WRITTEN TASK:
Set out the lines below as a Markdown table with the columns "No." and "Line", one numbered row per line, leaving out blank lines and the pictures.

DATA PROVIDED:
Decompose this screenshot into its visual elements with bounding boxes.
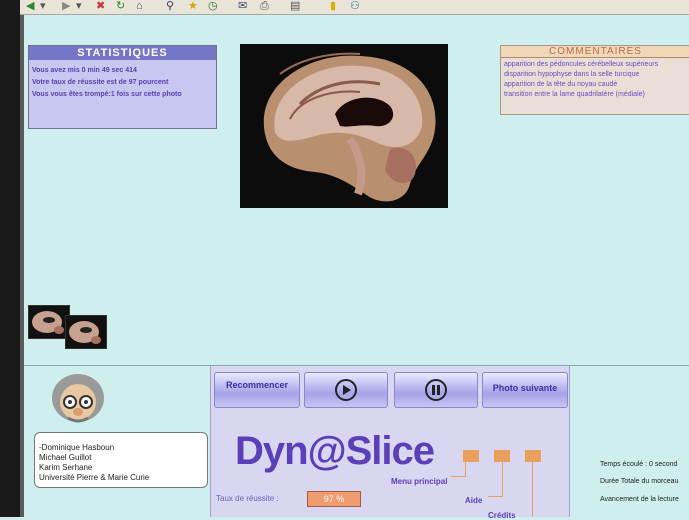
mail-icon[interactable]: ✉ xyxy=(238,0,247,12)
stats-time: Vous avez mis 0 min 49 sec 414 xyxy=(32,67,137,74)
total-duration: Durée Totale du morceau xyxy=(600,478,679,485)
home-icon[interactable]: ⌂ xyxy=(136,0,143,12)
author-line: Michael Guillot xyxy=(39,453,92,462)
edit-icon[interactable]: ▤ xyxy=(290,0,300,12)
university-line: Université Pierre & Marie Curie xyxy=(39,473,150,482)
print-icon[interactable]: ⎙ xyxy=(260,0,269,12)
forward-icon[interactable]: ▶ xyxy=(62,0,70,12)
menu-connector xyxy=(451,462,466,477)
comment-line: disparition hypophyse dans la selle turc… xyxy=(504,71,640,78)
stats-title: STATISTIQUES xyxy=(29,46,216,60)
control-panel: Recommencer Photo suivante Dyn@Slice Men… xyxy=(210,366,570,520)
browser-toolbar: ◀ ▾ ▶ ▾ ✖ ↻ ⌂ ⚲ ★ ◷ ✉ ⎙ ▤ ▮ ⚇ xyxy=(20,0,689,15)
favorites-icon[interactable]: ★ xyxy=(188,0,198,12)
elapsed-time: Temps écoulé : 0 second xyxy=(600,461,678,468)
search-icon[interactable]: ⚲ xyxy=(166,0,174,12)
credits-square[interactable] xyxy=(525,450,541,462)
restart-button[interactable]: Recommencer xyxy=(214,372,300,408)
comment-line: transition entre la lame quadrilatère (m… xyxy=(504,91,645,98)
help-square[interactable] xyxy=(494,450,510,462)
credits-connector xyxy=(532,462,533,517)
author-line: Karim Serhane xyxy=(39,463,93,472)
author-line: -Dominique Hasboun xyxy=(39,443,115,452)
professor-mascot-icon xyxy=(46,368,110,430)
history-icon[interactable]: ◷ xyxy=(208,0,218,12)
credits-link[interactable]: Crédits xyxy=(488,511,516,520)
help-connector xyxy=(488,462,503,497)
main-menu-link[interactable]: Menu principal xyxy=(391,477,447,486)
pause-icon xyxy=(425,379,447,401)
stop-icon[interactable]: ✖ xyxy=(96,0,105,12)
brain-slice-image xyxy=(240,44,448,208)
refresh-icon[interactable]: ↻ xyxy=(116,0,125,12)
next-photo-button[interactable]: Photo suivante xyxy=(482,372,568,408)
stats-errors: Vous vous êtes trompé:1 fois sur cette p… xyxy=(32,91,182,98)
left-edge-bar xyxy=(0,0,20,517)
stats-rate: Votre taux de réussite est de 97 pourcen… xyxy=(32,79,169,86)
success-rate-value: 97 % xyxy=(307,491,361,507)
forward-dropdown-icon[interactable]: ▾ xyxy=(76,0,82,12)
comments-panel: COMMENTAIRES apparition des pédoncules c… xyxy=(500,45,689,115)
pause-button[interactable] xyxy=(394,372,478,408)
playback-progress: Avancement de la lecture xyxy=(600,496,679,503)
play-icon xyxy=(335,379,357,401)
back-icon[interactable]: ◀ xyxy=(26,0,34,12)
back-dropdown-icon[interactable]: ▾ xyxy=(40,0,46,12)
play-button[interactable] xyxy=(304,372,388,408)
success-rate-label: Taux de réussite : xyxy=(216,494,279,503)
thumbnail-slice-1[interactable] xyxy=(28,305,70,339)
comment-line: apparition des pédoncules cérébelleux su… xyxy=(504,61,659,68)
stats-panel: STATISTIQUES Vous avez mis 0 min 49 sec … xyxy=(28,45,217,129)
thumbnail-slice-2[interactable] xyxy=(65,315,107,349)
authors-bubble: -Dominique Hasboun Michael Guillot Karim… xyxy=(34,432,208,488)
dynaslice-logo: Dyn@Slice xyxy=(235,429,435,473)
menu-square[interactable] xyxy=(463,450,479,462)
folder-icon[interactable]: ▮ xyxy=(330,0,336,12)
messenger-icon[interactable]: ⚇ xyxy=(350,0,360,12)
comment-line: apparition de la tête du noyau caudé xyxy=(504,81,618,88)
help-link[interactable]: Aide xyxy=(465,496,482,505)
brain-slice-photo[interactable] xyxy=(240,44,448,208)
comments-title: COMMENTAIRES xyxy=(501,46,689,58)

TASK RESULT:
| No. | Line |
|---|---|
| 1 | Decompose this screenshot into its visual elements with bounding boxes. |
| 2 | mail-icon[interactable]: ✉ xyxy=(238,0,247,12) |
| 3 | stats-time: Vous avez mis 0 min 49 sec 414 xyxy=(32,67,137,74) |
| 4 | total-duration: Durée Totale du morceau xyxy=(600,478,679,485) |
| 5 | home-icon[interactable]: ⌂ xyxy=(136,0,143,12) |
| 6 | author-line: Michael Guillot xyxy=(39,453,92,462) |
| 7 | edit-icon[interactable]: ▤ xyxy=(290,0,300,12) |
| 8 | university-line: Université Pierre & Marie Curie xyxy=(39,473,150,482) |
| 9 | print-icon[interactable]: ⎙ xyxy=(260,0,269,12) |
| 10 | forward-icon[interactable]: ▶ xyxy=(62,0,70,12) |
| 11 | menu-connector xyxy=(451,462,466,477) |
| 12 | comment-line: disparition hypophyse dans la selle turc… xyxy=(504,71,640,78) |
| 13 | stats-title: STATISTIQUES xyxy=(29,46,216,60) |
| 14 | control-panel: Recommencer Photo suivante Dyn@Slice Men… xyxy=(210,366,570,520) |
| 15 | browser-toolbar: ◀ ▾ ▶ ▾ ✖ ↻ ⌂ ⚲ ★ ◷ ✉ ⎙ ▤ ▮ ⚇ xyxy=(20,0,689,15) |
| 16 | favorites-icon[interactable]: ★ xyxy=(188,0,198,12) |
| 17 | elapsed-time: Temps écoulé : 0 second xyxy=(600,461,678,468) |
| 18 | search-icon[interactable]: ⚲ xyxy=(166,0,174,12) |
| 19 | credits-square[interactable] xyxy=(525,450,541,462) |
| 20 | restart-button[interactable]: Recommencer xyxy=(214,372,300,408) |
| 21 | comment-line: transition entre la lame quadrilatère (m… xyxy=(504,91,645,98) |
| 22 | help-square[interactable] xyxy=(494,450,510,462) |
| 23 | credits-connector xyxy=(532,462,533,517) |
| 24 | author-line: Karim Serhane xyxy=(39,463,93,472) |
| 25 | author-line: -Dominique Hasboun xyxy=(39,443,115,452) |
| 26 | professor-mascot-icon xyxy=(46,368,110,430) |
| 27 | history-icon[interactable]: ◷ xyxy=(208,0,218,12) |
| 28 | credits-link[interactable]: Crédits xyxy=(488,511,516,520) |
| 29 | help-connector xyxy=(488,462,503,497) |
| 30 | main-menu-link[interactable]: Menu principal xyxy=(391,477,447,486) |
| 31 | pause-icon xyxy=(425,379,447,401) |
| 32 | stop-icon[interactable]: ✖ xyxy=(96,0,105,12) |
| 33 | brain-slice-image xyxy=(240,44,448,208) |
| 34 | refresh-icon[interactable]: ↻ xyxy=(116,0,125,12) |
| 35 | next-photo-button[interactable]: Photo suivante xyxy=(482,372,568,408) |
| 36 | stats-errors: Vous vous êtes trompé:1 fois sur cette p… xyxy=(32,91,182,98) |
| 37 | left-edge-bar xyxy=(0,0,20,517) |
| 38 | stats-rate: Votre taux de réussite est de 97 pourcen… xyxy=(32,79,169,86) |
| 39 | success-rate-value: 97 % xyxy=(307,491,361,507) |
| 40 | forward-dropdown-icon[interactable]: ▾ xyxy=(76,0,82,12) |
| 41 | comments-panel: COMMENTAIRES apparition des pédoncules c… xyxy=(500,45,689,115) |
| 42 | pause-button[interactable] xyxy=(394,372,478,408) |
| 43 | playback-progress: Avancement de la lecture xyxy=(600,496,679,503) |
| 44 | play-icon xyxy=(335,379,357,401) |
| 45 | back-icon[interactable]: ◀ xyxy=(26,0,34,12) |
| 46 | back-dropdown-icon[interactable]: ▾ xyxy=(40,0,46,12) |
| 47 | play-button[interactable] xyxy=(304,372,388,408) |
| 48 | success-rate-label: Taux de réussite : xyxy=(216,494,279,503) |
| 49 | thumbnail-slice-1[interactable] xyxy=(28,305,70,339) |
| 50 | comment-line: apparition des pédoncules cérébelleux su… xyxy=(504,61,659,68) |
| 51 | stats-panel: STATISTIQUES Vous avez mis 0 min 49 sec … xyxy=(28,45,217,129) |
| 52 | thumbnail-slice-2[interactable] xyxy=(65,315,107,349) |
| 53 | authors-bubble: -Dominique Hasboun Michael Guillot Karim… xyxy=(34,432,208,488) |
| 54 | dynaslice-logo: Dyn@Slice xyxy=(235,429,435,473) |
| 55 | menu-square[interactable] xyxy=(463,450,479,462) |
| 56 | folder-icon[interactable]: ▮ xyxy=(330,0,336,12) |
| 57 | messenger-icon[interactable]: ⚇ xyxy=(350,0,360,12) |
| 58 | comment-line: apparition de la tête du noyau caudé xyxy=(504,81,618,88) |
| 59 | help-link[interactable]: Aide xyxy=(465,496,482,505) |
| 60 | brain-slice-photo[interactable] xyxy=(240,44,448,208) |
| 61 | comments-title: COMMENTAIRES xyxy=(501,46,689,58) |